Scan the lines below for "this"; report the number of lines that contain it, and only that.
[Begin Information shown]
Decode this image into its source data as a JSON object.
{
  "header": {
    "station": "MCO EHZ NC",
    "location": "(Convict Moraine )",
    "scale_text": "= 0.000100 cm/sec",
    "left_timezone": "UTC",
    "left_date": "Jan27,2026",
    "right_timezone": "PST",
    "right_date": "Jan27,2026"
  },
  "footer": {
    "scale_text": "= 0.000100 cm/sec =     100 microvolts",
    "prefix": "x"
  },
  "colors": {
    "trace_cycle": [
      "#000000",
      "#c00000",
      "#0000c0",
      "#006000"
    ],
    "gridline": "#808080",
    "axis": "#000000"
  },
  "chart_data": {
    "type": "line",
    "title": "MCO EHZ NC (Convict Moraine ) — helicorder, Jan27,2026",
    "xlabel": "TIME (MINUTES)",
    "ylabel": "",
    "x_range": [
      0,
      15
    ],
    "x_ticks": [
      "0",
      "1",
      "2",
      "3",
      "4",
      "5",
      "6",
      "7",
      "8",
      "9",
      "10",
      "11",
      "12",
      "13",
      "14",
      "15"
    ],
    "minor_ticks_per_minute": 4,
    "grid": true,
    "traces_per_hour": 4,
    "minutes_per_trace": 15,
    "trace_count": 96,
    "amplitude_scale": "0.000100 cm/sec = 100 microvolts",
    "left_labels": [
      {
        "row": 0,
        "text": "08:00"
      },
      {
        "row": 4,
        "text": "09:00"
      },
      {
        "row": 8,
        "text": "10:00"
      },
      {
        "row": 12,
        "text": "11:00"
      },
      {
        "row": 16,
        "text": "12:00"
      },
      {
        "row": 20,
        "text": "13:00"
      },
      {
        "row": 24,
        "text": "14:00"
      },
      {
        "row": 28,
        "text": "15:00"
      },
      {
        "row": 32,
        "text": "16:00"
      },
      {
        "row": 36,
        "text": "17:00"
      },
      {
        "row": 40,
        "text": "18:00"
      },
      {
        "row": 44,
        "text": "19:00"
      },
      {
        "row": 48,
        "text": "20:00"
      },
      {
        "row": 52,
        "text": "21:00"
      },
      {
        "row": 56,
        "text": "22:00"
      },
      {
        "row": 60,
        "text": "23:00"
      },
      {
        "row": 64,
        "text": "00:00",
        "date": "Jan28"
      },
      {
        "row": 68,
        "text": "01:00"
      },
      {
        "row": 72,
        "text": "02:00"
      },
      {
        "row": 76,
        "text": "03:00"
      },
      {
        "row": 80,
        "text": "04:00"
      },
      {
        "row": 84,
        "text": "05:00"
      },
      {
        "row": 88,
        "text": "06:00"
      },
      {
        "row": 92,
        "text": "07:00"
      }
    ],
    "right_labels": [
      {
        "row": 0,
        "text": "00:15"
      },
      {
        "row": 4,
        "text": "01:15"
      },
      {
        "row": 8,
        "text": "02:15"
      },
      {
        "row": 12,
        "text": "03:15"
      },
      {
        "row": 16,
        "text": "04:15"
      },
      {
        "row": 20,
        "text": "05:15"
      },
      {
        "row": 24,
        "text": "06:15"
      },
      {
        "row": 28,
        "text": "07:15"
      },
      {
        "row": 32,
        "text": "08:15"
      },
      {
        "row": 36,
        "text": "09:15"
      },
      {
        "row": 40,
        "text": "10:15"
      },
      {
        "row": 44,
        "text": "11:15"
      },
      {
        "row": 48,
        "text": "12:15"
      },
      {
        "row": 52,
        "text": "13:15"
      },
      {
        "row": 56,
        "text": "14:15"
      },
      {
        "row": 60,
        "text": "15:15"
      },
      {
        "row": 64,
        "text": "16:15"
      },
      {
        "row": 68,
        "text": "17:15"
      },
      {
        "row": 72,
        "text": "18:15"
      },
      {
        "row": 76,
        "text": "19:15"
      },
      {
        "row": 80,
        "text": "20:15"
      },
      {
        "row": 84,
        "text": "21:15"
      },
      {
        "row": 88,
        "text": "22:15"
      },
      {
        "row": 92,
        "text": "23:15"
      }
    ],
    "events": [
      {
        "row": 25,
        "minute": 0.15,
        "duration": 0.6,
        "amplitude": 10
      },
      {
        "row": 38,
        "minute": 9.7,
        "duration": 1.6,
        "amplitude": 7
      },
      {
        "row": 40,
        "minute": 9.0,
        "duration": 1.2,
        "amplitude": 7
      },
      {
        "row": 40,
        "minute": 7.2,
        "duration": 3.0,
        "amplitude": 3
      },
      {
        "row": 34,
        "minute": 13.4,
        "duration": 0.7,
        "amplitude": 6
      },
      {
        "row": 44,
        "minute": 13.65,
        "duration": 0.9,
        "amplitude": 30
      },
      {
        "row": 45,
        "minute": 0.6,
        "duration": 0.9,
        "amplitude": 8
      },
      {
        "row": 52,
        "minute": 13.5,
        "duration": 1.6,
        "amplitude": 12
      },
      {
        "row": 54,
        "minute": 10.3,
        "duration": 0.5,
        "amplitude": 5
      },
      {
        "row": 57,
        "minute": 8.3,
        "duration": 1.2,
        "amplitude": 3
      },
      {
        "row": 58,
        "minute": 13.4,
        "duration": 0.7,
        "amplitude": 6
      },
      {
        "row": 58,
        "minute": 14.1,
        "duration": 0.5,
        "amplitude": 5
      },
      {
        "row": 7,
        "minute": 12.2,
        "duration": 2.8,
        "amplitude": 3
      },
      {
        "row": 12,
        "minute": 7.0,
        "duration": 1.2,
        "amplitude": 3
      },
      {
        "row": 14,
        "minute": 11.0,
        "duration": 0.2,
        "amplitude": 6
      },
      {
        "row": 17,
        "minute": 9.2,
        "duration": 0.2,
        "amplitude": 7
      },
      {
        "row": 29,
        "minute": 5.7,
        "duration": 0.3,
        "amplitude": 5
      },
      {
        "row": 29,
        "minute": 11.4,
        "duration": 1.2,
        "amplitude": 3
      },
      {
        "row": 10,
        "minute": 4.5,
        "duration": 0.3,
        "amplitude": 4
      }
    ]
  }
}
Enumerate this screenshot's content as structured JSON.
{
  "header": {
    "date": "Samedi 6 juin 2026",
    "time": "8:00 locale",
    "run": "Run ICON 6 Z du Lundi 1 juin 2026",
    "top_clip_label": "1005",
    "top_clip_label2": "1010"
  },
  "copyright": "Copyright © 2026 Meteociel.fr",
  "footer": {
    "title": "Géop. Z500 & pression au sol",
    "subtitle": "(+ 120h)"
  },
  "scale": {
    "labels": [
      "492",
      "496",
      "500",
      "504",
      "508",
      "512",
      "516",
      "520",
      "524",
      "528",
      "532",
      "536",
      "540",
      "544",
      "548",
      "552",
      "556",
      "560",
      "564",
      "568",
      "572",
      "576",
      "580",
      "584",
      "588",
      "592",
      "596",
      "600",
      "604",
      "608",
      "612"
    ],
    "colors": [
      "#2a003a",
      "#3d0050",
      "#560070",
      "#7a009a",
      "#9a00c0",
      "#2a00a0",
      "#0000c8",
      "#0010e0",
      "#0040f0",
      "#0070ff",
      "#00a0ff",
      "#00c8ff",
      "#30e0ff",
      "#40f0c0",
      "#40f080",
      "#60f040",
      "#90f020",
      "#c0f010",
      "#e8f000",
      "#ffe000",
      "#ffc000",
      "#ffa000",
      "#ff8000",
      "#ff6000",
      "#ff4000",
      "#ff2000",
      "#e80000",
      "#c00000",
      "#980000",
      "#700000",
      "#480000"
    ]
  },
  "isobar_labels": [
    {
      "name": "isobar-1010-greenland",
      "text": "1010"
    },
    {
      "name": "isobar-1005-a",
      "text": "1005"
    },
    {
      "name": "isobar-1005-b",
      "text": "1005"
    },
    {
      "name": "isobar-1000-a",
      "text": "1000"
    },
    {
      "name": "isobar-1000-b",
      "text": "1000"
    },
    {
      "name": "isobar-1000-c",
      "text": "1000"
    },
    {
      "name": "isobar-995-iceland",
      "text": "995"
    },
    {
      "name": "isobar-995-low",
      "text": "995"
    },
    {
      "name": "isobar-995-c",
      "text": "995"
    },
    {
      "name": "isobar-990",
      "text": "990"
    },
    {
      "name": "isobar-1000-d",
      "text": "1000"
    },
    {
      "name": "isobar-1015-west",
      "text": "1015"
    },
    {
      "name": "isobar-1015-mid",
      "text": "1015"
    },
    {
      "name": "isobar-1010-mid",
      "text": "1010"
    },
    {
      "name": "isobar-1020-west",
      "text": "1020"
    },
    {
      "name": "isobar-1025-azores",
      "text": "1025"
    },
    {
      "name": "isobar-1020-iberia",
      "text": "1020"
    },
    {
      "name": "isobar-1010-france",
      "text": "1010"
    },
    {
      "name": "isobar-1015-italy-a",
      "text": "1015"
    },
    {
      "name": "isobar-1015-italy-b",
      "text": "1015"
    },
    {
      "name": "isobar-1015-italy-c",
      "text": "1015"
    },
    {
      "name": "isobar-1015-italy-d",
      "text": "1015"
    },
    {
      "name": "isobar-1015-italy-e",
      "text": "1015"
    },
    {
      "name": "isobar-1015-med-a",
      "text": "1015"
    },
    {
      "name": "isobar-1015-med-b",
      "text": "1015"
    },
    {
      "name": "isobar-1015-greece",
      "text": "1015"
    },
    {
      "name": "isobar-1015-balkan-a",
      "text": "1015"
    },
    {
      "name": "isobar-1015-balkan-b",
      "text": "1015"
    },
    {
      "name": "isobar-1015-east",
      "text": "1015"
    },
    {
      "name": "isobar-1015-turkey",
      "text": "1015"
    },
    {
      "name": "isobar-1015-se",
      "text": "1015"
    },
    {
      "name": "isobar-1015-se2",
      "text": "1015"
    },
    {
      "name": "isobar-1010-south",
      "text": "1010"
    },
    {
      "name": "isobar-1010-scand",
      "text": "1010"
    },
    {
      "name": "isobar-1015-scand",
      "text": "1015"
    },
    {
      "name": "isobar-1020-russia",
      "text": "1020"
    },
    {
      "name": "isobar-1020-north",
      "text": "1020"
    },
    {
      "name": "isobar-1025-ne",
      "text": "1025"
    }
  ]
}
[End Information shown]
Reply
2